**指示 A**
記録の先頭から「gauge-needle bbox=[534, 459, 850, 570]」を含む行まで、両端の行も含めてすべてをそのまま書き写してください。

**ページ抜粋**
•••

車内の飾り付けは、沿線の保育園や幼稚園、こども園などの子どもたちに協力してもらっているそうだ。休日には、その作品を見るために、家族みんなで乗車するとのこと。また、沿線の小学校や幼稚園、保育園、こども園の子どもたちに絵画を募集(上電うごくギャラリー児童絵画展)し、作品を列車内に掲出して審査を行い、表彰式には受賞者のほぼ全員の家族が出席しているそうだ。

子どもたちが大人になった頃、いい思い出となって、いつまでも上電の記憶が人生に寄り添うのではないだろうか。上電はそんな温かい鉄道事業者であり、赤城おろしのからっ風さえも温かくしてしまう。

•••

**与えられた記録**
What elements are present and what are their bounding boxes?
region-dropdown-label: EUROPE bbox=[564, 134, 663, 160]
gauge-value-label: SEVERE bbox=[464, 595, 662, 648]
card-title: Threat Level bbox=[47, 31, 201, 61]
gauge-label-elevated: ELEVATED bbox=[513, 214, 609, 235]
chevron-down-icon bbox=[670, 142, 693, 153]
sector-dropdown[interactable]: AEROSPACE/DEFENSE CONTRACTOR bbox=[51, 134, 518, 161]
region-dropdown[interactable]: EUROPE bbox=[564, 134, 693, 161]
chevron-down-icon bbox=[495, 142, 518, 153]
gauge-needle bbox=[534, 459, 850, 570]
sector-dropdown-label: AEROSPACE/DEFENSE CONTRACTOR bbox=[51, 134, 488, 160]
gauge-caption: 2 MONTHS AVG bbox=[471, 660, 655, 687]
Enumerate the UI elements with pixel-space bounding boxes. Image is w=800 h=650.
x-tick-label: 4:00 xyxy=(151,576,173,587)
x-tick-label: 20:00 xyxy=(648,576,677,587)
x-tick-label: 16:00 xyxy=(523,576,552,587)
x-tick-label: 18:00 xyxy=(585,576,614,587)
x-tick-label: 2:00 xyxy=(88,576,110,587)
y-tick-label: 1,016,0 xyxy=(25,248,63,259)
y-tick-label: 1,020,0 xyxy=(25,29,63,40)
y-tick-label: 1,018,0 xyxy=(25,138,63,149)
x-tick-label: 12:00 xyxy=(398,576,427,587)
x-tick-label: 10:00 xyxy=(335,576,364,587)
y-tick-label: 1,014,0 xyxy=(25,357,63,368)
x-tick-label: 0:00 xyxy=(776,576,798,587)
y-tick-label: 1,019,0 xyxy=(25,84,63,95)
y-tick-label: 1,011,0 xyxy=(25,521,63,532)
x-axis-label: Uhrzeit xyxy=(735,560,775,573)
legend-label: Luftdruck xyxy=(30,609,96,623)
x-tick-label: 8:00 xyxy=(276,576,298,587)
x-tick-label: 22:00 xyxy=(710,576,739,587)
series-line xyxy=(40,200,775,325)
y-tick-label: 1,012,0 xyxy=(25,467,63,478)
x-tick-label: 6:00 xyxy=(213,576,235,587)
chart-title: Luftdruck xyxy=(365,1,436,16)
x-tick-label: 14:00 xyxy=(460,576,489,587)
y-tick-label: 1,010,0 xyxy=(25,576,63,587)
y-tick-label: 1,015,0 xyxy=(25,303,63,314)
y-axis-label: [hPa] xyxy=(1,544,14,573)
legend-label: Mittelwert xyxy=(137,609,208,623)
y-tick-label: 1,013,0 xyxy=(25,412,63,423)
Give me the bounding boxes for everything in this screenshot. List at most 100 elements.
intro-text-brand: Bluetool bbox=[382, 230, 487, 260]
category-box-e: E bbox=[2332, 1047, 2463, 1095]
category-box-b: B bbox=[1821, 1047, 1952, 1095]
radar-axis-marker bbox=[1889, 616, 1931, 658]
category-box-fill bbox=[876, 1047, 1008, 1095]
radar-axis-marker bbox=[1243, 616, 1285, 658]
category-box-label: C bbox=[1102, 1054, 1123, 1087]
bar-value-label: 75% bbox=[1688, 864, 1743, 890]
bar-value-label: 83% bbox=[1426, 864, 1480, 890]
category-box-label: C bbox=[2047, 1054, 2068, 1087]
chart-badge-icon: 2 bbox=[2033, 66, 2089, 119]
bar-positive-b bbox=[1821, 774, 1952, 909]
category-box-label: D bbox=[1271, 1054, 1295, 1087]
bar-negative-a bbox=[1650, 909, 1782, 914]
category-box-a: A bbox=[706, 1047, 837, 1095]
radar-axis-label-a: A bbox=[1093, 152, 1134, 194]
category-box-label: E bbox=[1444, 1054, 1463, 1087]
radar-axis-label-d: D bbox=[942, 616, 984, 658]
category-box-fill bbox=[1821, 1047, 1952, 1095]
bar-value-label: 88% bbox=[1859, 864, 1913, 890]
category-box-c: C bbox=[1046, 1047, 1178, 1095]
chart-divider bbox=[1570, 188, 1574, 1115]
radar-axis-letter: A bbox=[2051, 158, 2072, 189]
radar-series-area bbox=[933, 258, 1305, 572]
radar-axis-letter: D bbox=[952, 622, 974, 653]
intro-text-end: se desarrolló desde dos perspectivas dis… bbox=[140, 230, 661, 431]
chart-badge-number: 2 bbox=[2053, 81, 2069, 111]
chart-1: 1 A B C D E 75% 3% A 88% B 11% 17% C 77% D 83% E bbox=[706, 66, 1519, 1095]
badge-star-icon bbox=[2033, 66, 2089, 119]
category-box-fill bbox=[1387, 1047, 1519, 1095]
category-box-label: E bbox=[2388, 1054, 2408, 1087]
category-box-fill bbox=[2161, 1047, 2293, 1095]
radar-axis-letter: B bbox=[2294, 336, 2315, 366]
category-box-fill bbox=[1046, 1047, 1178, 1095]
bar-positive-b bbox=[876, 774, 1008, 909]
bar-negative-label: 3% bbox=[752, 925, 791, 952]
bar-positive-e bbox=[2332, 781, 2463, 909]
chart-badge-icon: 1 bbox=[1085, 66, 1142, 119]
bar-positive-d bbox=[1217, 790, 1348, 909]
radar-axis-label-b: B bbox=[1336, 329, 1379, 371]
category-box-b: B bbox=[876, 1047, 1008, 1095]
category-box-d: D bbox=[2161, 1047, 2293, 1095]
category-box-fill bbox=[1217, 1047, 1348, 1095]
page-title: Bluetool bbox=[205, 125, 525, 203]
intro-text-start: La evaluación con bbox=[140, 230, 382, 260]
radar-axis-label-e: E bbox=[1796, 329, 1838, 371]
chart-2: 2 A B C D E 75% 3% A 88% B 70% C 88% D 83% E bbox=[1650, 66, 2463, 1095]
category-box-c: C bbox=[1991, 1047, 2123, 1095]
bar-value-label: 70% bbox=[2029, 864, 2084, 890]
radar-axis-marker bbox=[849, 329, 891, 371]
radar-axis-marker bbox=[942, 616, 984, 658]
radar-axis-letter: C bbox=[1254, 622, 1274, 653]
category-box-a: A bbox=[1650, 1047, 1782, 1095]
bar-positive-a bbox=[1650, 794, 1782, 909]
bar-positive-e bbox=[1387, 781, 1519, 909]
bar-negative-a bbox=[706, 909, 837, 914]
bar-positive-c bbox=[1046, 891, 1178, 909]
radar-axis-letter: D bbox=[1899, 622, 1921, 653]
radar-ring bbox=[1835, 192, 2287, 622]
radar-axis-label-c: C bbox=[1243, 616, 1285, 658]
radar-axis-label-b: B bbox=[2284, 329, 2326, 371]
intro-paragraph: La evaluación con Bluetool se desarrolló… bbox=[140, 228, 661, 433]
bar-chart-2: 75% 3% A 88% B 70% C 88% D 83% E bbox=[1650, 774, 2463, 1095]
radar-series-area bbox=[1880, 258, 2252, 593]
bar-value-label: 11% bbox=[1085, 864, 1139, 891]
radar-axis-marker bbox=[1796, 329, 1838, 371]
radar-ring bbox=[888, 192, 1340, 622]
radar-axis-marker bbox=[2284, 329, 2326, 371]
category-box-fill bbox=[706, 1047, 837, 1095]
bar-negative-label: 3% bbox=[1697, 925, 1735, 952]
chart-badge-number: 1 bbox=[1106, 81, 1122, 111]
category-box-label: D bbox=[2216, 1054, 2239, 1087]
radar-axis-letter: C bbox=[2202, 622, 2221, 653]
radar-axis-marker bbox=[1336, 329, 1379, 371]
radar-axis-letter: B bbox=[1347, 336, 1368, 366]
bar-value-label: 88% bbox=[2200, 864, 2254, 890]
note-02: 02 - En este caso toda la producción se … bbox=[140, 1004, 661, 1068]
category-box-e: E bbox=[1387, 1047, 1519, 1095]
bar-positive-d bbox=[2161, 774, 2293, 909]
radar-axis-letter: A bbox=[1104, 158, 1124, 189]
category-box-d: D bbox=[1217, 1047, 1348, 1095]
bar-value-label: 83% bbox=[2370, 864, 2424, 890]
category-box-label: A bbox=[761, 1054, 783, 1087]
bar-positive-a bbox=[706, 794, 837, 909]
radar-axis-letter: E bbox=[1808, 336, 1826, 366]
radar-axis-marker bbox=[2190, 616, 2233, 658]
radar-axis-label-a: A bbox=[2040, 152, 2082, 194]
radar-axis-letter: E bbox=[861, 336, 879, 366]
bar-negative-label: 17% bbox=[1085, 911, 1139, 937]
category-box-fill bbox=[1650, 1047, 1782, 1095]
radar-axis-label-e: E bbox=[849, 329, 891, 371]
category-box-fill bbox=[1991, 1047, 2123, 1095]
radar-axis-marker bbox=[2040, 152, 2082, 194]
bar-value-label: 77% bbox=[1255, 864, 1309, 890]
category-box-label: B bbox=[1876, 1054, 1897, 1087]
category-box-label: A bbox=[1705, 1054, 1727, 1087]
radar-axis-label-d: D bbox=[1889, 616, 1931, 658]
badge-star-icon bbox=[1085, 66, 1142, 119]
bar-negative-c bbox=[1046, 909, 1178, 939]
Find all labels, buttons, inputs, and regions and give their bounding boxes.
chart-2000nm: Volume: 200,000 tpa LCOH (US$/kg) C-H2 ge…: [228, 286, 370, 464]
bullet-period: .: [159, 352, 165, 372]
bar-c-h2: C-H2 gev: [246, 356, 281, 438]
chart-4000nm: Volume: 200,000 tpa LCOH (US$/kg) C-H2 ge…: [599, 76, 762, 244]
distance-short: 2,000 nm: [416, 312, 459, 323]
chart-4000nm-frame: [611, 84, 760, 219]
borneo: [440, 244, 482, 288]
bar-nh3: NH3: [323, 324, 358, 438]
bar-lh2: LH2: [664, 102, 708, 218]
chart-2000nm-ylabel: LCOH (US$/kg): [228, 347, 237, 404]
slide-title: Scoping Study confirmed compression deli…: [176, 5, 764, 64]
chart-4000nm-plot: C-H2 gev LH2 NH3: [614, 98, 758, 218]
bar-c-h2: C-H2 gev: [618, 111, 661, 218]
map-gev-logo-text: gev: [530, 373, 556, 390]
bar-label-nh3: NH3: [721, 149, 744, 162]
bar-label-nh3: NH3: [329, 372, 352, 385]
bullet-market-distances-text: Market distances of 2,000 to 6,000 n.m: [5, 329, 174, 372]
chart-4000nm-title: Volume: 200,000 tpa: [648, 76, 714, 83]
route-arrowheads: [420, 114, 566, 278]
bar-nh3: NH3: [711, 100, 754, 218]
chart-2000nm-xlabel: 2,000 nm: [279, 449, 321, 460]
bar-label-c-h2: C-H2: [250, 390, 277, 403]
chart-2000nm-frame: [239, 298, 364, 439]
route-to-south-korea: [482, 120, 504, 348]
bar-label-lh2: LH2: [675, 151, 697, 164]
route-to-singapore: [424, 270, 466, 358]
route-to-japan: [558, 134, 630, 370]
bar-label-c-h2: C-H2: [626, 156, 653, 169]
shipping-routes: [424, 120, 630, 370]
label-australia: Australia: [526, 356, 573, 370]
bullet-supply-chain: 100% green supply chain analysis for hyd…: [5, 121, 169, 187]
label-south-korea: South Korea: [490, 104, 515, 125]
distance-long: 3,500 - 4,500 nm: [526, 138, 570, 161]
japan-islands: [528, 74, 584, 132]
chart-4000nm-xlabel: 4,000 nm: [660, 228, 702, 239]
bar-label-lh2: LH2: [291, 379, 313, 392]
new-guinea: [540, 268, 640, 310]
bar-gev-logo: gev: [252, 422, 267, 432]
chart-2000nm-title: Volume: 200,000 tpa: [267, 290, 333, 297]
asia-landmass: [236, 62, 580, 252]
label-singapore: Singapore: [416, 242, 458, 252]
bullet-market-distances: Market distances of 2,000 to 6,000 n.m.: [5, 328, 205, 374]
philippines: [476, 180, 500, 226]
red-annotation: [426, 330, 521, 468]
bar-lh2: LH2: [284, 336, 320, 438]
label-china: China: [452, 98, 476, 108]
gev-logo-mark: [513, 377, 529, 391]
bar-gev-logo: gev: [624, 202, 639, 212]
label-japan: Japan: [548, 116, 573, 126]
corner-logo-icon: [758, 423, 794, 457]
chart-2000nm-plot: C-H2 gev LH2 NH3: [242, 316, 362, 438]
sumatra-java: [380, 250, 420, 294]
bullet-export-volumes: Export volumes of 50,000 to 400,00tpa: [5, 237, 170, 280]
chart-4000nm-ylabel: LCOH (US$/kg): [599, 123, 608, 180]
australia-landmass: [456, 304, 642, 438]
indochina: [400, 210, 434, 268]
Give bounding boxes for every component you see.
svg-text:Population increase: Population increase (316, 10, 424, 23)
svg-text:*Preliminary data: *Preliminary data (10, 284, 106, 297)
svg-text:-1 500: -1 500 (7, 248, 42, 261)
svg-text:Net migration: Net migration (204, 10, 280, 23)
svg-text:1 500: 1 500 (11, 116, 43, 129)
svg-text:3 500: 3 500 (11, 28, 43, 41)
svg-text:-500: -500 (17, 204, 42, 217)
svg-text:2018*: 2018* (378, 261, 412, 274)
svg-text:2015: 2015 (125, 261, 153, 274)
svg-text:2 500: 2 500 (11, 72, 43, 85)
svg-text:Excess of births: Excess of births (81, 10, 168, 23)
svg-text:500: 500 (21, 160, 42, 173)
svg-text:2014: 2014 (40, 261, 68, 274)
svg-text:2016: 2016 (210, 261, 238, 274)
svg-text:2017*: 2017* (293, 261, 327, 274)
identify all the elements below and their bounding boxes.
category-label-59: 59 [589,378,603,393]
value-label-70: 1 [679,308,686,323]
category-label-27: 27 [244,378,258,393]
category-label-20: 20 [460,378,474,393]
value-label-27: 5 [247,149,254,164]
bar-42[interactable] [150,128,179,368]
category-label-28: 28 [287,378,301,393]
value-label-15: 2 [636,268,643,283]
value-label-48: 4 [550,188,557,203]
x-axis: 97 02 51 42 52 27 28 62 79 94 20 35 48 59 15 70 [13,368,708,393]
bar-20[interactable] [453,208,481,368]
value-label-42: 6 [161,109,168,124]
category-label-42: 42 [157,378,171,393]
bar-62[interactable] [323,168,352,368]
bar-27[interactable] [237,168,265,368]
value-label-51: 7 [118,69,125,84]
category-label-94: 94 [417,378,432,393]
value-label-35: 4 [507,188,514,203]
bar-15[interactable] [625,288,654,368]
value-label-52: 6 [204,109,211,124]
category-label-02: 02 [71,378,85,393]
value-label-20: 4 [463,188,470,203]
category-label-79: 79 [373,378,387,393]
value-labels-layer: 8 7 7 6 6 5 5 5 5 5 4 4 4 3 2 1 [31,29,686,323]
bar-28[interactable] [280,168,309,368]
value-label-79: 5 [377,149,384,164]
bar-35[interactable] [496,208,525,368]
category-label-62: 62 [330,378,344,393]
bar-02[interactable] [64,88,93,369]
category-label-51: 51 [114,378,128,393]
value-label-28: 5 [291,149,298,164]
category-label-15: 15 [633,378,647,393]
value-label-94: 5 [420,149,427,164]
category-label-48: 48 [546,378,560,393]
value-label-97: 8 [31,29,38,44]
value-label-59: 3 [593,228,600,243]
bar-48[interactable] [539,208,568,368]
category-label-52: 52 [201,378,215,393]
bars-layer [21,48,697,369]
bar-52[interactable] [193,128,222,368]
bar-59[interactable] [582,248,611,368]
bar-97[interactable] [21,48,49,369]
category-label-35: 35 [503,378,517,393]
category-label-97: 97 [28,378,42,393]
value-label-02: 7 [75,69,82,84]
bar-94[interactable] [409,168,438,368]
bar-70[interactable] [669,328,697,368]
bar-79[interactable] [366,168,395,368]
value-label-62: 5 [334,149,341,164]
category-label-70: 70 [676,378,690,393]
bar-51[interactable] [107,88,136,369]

•••

**指示 B**
次の(i)〜(iii)が上電についての文章と合っているかを判断し、それぞれ「はい」か「いいえ」で答えよ。あわせて、決め手となる文章中の語句を原文どおり引用すること。(i) 車内の飾り付けには沿線の子どもたちが協力している。(ii) 絵画の募集は沿線の中学校の生徒も対象としている。(iii) 表彰式には受賞者の家族の半数ほどが出席している。

**解答 A**
What elements are present and what are their bounding boxes?
region-dropdown-label: EUROPE bbox=[564, 134, 663, 160]
gauge-value-label: SEVERE bbox=[464, 595, 662, 648]
card-title: Threat Level bbox=[47, 31, 201, 61]
gauge-label-elevated: ELEVATED bbox=[513, 214, 609, 235]
chevron-down-icon bbox=[670, 142, 693, 153]
sector-dropdown[interactable]: AEROSPACE/DEFENSE CONTRACTOR bbox=[51, 134, 518, 161]
region-dropdown[interactable]: EUROPE bbox=[564, 134, 693, 161]
chevron-down-icon bbox=[495, 142, 518, 153]
gauge-needle bbox=[534, 459, 850, 570]

**解答 B**
(i) はい。「車内の飾り付けは、沿線の保育園や幼稚園、こども園などの子どもたちに協力してもらっているそうだ」
(ii) いいえ。「沿線の小学校や幼稚園、保育園、こども園の子どもたちに絵画を募集」
(iii) いいえ。「表彰式には受賞者のほぼ全員の家族が出席しているそうだ」